Requirement:
Copy every record exactly, and keep the pictures out.

Available records:
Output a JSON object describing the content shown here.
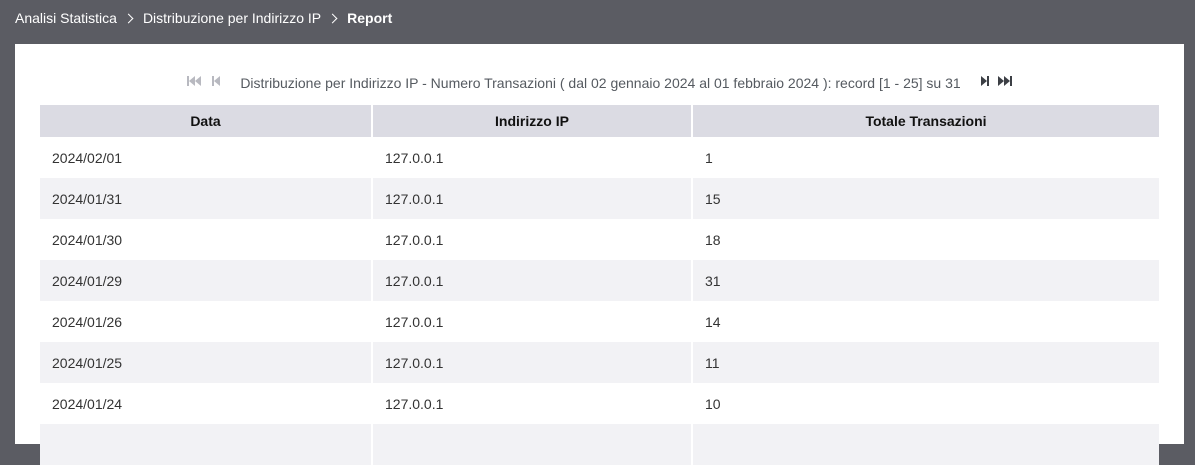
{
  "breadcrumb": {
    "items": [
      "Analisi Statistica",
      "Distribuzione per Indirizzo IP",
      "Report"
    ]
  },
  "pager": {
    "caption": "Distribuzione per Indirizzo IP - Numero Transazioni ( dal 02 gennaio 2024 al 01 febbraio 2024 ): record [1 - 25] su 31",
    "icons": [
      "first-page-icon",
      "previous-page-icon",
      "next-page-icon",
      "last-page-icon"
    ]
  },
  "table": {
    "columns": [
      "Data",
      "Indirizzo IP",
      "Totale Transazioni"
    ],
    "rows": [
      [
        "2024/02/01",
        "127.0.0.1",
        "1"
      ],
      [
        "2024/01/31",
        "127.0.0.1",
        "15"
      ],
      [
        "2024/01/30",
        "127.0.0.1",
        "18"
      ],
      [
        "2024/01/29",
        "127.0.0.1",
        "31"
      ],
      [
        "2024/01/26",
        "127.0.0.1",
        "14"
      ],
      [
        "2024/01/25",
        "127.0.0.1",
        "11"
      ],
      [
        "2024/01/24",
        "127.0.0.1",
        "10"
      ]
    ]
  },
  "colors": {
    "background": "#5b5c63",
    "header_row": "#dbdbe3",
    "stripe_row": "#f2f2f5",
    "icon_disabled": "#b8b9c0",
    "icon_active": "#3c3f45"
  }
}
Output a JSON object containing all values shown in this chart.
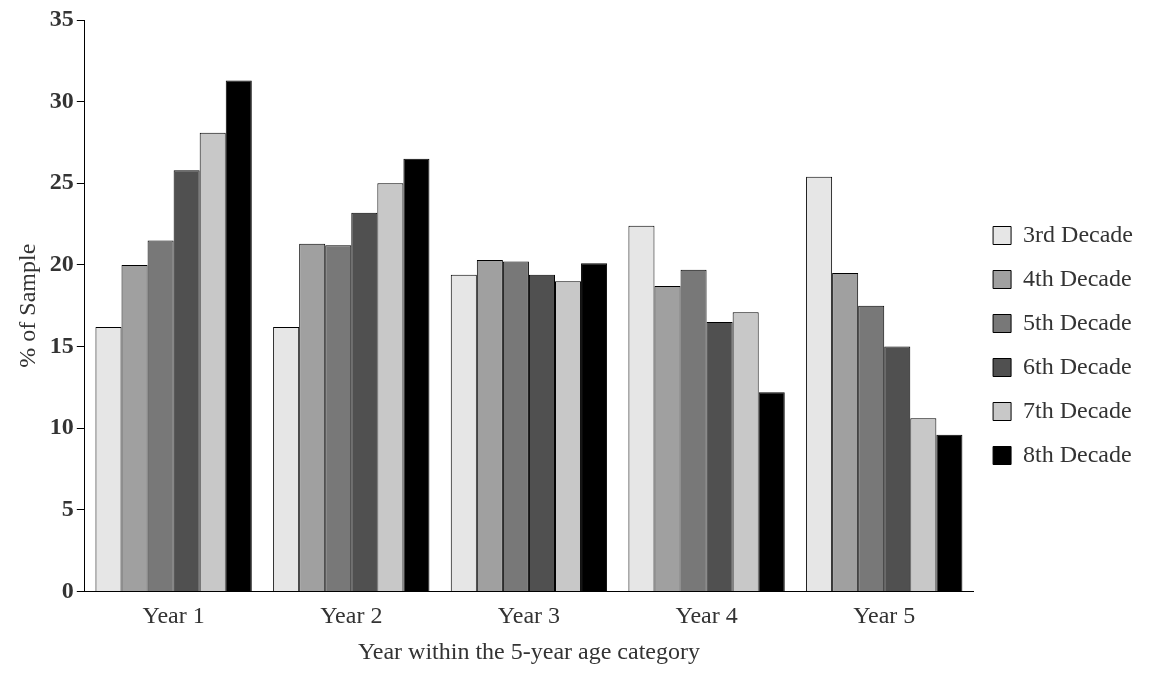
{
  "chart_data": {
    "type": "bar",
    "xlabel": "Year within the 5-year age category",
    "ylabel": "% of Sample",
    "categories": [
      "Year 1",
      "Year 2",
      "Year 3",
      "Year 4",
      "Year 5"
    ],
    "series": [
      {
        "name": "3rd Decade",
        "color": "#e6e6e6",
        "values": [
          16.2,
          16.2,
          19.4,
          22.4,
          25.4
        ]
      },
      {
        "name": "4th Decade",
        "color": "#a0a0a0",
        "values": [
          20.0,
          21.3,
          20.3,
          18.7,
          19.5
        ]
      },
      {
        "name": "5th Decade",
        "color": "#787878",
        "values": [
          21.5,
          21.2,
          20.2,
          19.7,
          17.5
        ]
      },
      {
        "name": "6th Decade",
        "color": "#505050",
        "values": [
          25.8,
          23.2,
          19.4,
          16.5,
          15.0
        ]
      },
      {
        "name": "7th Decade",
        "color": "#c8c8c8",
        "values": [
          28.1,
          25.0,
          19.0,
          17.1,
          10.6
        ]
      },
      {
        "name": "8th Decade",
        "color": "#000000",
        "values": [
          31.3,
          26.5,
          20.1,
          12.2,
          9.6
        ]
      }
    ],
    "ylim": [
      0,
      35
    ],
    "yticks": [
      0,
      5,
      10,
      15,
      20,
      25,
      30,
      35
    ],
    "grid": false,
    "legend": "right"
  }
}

Exercise result:
Output a JSON object describing the content shown here.
{
  "breadcrumb": {
    "items": [
      "Analisi Statistica",
      "Distribuzione per Indirizzo IP",
      "Report"
    ]
  },
  "pager": {
    "caption": "Distribuzione per Indirizzo IP - Numero Transazioni ( dal 02 gennaio 2024 al 01 febbraio 2024 ): record [1 - 25] su 31",
    "icons": [
      "first-page-icon",
      "previous-page-icon",
      "next-page-icon",
      "last-page-icon"
    ]
  },
  "table": {
    "columns": [
      "Data",
      "Indirizzo IP",
      "Totale Transazioni"
    ],
    "rows": [
      [
        "2024/02/01",
        "127.0.0.1",
        "1"
      ],
      [
        "2024/01/31",
        "127.0.0.1",
        "15"
      ],
      [
        "2024/01/30",
        "127.0.0.1",
        "18"
      ],
      [
        "2024/01/29",
        "127.0.0.1",
        "31"
      ],
      [
        "2024/01/26",
        "127.0.0.1",
        "14"
      ],
      [
        "2024/01/25",
        "127.0.0.1",
        "11"
      ],
      [
        "2024/01/24",
        "127.0.0.1",
        "10"
      ]
    ]
  },
  "colors": {
    "background": "#5b5c63",
    "header_row": "#dbdbe3",
    "stripe_row": "#f2f2f5",
    "icon_disabled": "#b8b9c0",
    "icon_active": "#3c3f45"
  }
}
Output a JSON object containing all values shown in this chart.
{
  "chart_data": {
    "type": "bar",
    "xlabel": "Year within the 5-year age category",
    "ylabel": "% of Sample",
    "categories": [
      "Year 1",
      "Year 2",
      "Year 3",
      "Year 4",
      "Year 5"
    ],
    "series": [
      {
        "name": "3rd Decade",
        "color": "#e6e6e6",
        "values": [
          16.2,
          16.2,
          19.4,
          22.4,
          25.4
        ]
      },
      {
        "name": "4th Decade",
        "color": "#a0a0a0",
        "values": [
          20.0,
          21.3,
          20.3,
          18.7,
          19.5
        ]
      },
      {
        "name": "5th Decade",
        "color": "#787878",
        "values": [
          21.5,
          21.2,
          20.2,
          19.7,
          17.5
        ]
      },
      {
        "name": "6th Decade",
        "color": "#505050",
        "values": [
          25.8,
          23.2,
          19.4,
          16.5,
          15.0
        ]
      },
      {
        "name": "7th Decade",
        "color": "#c8c8c8",
        "values": [
          28.1,
          25.0,
          19.0,
          17.1,
          10.6
        ]
      },
      {
        "name": "8th Decade",
        "color": "#000000",
        "values": [
          31.3,
          26.5,
          20.1,
          12.2,
          9.6
        ]
      }
    ],
    "ylim": [
      0,
      35
    ],
    "yticks": [
      0,
      5,
      10,
      15,
      20,
      25,
      30,
      35
    ],
    "grid": false,
    "legend": "right"
  }
}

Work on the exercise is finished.